═════ RECORDS SHOWN

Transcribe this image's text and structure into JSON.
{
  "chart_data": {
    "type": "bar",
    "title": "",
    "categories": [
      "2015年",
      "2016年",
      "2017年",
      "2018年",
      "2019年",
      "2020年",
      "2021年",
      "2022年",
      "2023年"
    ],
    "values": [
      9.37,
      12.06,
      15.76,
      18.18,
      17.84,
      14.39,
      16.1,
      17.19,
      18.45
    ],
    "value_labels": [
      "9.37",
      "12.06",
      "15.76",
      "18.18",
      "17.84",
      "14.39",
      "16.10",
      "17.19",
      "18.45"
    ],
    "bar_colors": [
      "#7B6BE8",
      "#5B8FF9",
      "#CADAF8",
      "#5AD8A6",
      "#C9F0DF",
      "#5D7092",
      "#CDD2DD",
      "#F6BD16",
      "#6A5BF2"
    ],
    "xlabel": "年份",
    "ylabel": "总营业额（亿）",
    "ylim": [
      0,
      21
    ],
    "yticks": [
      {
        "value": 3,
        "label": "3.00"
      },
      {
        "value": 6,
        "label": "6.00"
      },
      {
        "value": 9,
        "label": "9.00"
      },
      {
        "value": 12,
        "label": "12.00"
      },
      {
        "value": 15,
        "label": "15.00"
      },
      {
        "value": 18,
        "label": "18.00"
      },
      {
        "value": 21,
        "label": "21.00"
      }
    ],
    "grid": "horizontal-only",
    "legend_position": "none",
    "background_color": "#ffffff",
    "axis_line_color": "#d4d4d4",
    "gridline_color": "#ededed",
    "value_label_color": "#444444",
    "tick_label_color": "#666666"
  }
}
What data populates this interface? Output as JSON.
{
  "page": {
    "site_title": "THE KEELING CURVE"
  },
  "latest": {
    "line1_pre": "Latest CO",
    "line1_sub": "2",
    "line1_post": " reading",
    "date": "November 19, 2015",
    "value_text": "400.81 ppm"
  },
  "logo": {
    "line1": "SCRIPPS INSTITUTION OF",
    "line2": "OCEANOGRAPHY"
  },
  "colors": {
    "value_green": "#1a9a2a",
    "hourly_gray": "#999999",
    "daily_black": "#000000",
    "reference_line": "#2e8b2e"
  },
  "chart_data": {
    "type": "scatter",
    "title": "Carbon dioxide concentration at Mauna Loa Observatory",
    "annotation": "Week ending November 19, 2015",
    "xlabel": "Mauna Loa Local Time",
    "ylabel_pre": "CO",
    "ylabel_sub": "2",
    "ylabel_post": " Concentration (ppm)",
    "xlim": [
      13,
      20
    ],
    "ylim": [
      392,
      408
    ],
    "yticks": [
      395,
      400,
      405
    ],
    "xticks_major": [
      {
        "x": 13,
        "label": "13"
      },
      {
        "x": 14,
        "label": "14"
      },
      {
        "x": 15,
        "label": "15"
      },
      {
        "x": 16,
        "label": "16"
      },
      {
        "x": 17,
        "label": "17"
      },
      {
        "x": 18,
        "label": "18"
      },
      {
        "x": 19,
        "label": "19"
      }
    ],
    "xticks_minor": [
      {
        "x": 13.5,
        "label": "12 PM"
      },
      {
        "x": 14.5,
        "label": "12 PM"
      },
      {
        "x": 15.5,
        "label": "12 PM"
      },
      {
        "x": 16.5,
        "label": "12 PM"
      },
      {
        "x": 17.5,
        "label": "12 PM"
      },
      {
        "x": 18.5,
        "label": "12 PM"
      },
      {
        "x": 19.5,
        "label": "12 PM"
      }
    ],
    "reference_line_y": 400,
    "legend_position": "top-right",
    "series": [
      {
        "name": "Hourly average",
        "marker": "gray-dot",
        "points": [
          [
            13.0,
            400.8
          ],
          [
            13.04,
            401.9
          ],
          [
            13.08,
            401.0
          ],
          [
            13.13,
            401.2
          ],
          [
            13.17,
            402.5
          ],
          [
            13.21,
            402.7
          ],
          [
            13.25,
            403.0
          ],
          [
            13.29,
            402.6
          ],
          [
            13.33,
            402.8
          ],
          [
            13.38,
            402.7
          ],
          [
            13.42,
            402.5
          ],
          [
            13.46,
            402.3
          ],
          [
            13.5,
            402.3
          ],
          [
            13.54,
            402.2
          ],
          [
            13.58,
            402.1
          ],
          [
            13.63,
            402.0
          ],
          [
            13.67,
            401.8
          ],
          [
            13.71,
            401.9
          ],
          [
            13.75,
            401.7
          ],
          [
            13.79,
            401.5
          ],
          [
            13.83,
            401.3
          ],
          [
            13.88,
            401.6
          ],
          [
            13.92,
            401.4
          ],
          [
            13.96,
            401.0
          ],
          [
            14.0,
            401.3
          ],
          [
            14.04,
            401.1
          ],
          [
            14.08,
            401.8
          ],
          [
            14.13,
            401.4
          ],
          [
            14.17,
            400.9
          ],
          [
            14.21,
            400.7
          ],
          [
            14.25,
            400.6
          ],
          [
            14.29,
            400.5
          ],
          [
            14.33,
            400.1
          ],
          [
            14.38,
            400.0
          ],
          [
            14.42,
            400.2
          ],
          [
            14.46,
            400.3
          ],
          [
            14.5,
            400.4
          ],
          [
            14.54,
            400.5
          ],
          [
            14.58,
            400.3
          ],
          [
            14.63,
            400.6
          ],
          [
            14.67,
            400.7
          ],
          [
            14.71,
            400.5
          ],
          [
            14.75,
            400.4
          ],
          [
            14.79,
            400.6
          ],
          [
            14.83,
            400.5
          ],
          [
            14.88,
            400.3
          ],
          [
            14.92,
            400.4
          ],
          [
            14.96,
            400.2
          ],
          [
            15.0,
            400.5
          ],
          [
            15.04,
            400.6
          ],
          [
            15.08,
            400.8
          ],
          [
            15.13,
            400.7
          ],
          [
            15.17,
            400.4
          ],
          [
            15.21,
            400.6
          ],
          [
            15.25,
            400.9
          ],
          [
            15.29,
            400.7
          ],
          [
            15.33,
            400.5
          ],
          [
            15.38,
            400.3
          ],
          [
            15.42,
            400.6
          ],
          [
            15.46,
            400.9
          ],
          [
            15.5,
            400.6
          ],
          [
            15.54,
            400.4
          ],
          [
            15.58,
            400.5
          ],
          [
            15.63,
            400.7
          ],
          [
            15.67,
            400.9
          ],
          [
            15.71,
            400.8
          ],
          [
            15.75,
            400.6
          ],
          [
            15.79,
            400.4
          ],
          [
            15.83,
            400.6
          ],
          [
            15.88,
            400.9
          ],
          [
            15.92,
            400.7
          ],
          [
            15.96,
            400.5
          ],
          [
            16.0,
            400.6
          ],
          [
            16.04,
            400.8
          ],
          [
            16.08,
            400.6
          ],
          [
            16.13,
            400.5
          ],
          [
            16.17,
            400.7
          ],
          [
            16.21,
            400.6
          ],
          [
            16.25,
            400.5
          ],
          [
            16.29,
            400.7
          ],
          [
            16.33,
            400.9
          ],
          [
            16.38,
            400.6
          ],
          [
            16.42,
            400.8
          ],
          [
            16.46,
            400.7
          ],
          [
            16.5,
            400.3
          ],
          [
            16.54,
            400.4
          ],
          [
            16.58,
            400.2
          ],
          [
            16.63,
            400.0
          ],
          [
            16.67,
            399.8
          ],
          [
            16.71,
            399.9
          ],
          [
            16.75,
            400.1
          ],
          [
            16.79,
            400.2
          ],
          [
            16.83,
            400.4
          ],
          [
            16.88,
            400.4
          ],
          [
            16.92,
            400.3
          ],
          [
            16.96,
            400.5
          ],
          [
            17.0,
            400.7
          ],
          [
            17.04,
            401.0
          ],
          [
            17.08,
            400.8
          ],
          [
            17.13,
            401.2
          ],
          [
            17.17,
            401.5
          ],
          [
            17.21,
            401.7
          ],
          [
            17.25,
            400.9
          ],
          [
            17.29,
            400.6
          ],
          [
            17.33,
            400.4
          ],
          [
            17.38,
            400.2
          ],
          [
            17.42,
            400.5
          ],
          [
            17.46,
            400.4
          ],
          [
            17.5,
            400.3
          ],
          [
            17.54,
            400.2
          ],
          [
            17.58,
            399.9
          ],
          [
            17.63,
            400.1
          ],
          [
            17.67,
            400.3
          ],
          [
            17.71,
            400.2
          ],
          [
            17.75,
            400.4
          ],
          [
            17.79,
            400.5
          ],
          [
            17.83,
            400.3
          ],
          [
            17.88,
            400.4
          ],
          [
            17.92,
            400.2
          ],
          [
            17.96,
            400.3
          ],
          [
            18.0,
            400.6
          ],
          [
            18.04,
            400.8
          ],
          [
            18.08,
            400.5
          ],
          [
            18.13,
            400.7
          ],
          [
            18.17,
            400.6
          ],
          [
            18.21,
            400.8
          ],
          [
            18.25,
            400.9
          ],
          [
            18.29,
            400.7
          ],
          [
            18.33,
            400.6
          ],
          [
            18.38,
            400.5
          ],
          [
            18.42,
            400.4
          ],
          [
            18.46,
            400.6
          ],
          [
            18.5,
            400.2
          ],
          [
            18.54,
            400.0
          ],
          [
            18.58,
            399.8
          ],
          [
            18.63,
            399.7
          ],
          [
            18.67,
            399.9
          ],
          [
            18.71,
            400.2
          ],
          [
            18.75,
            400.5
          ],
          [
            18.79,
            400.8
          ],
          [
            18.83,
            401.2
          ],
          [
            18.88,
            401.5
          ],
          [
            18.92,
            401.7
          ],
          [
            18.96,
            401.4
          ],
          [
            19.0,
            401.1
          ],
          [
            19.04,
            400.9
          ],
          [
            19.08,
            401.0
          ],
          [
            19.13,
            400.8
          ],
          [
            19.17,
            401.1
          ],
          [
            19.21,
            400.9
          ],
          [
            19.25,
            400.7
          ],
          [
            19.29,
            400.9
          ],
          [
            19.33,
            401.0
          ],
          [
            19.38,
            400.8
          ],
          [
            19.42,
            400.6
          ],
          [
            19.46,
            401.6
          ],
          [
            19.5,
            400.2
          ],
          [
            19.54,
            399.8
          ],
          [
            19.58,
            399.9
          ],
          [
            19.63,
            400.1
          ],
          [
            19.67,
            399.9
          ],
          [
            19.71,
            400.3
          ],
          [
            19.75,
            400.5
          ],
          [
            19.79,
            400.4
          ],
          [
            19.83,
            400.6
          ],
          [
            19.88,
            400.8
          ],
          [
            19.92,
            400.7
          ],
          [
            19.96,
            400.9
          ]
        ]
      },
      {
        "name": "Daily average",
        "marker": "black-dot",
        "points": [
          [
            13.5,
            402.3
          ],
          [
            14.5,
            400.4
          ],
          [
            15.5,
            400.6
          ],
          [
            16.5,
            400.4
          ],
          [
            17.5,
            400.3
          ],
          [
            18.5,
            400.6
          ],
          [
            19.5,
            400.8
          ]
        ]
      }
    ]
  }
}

══════════

Search the entries for the word "November", then list each line that holds it.

    "date": "November 19, 2015",
    "annotation": "Week ending November 19, 2015",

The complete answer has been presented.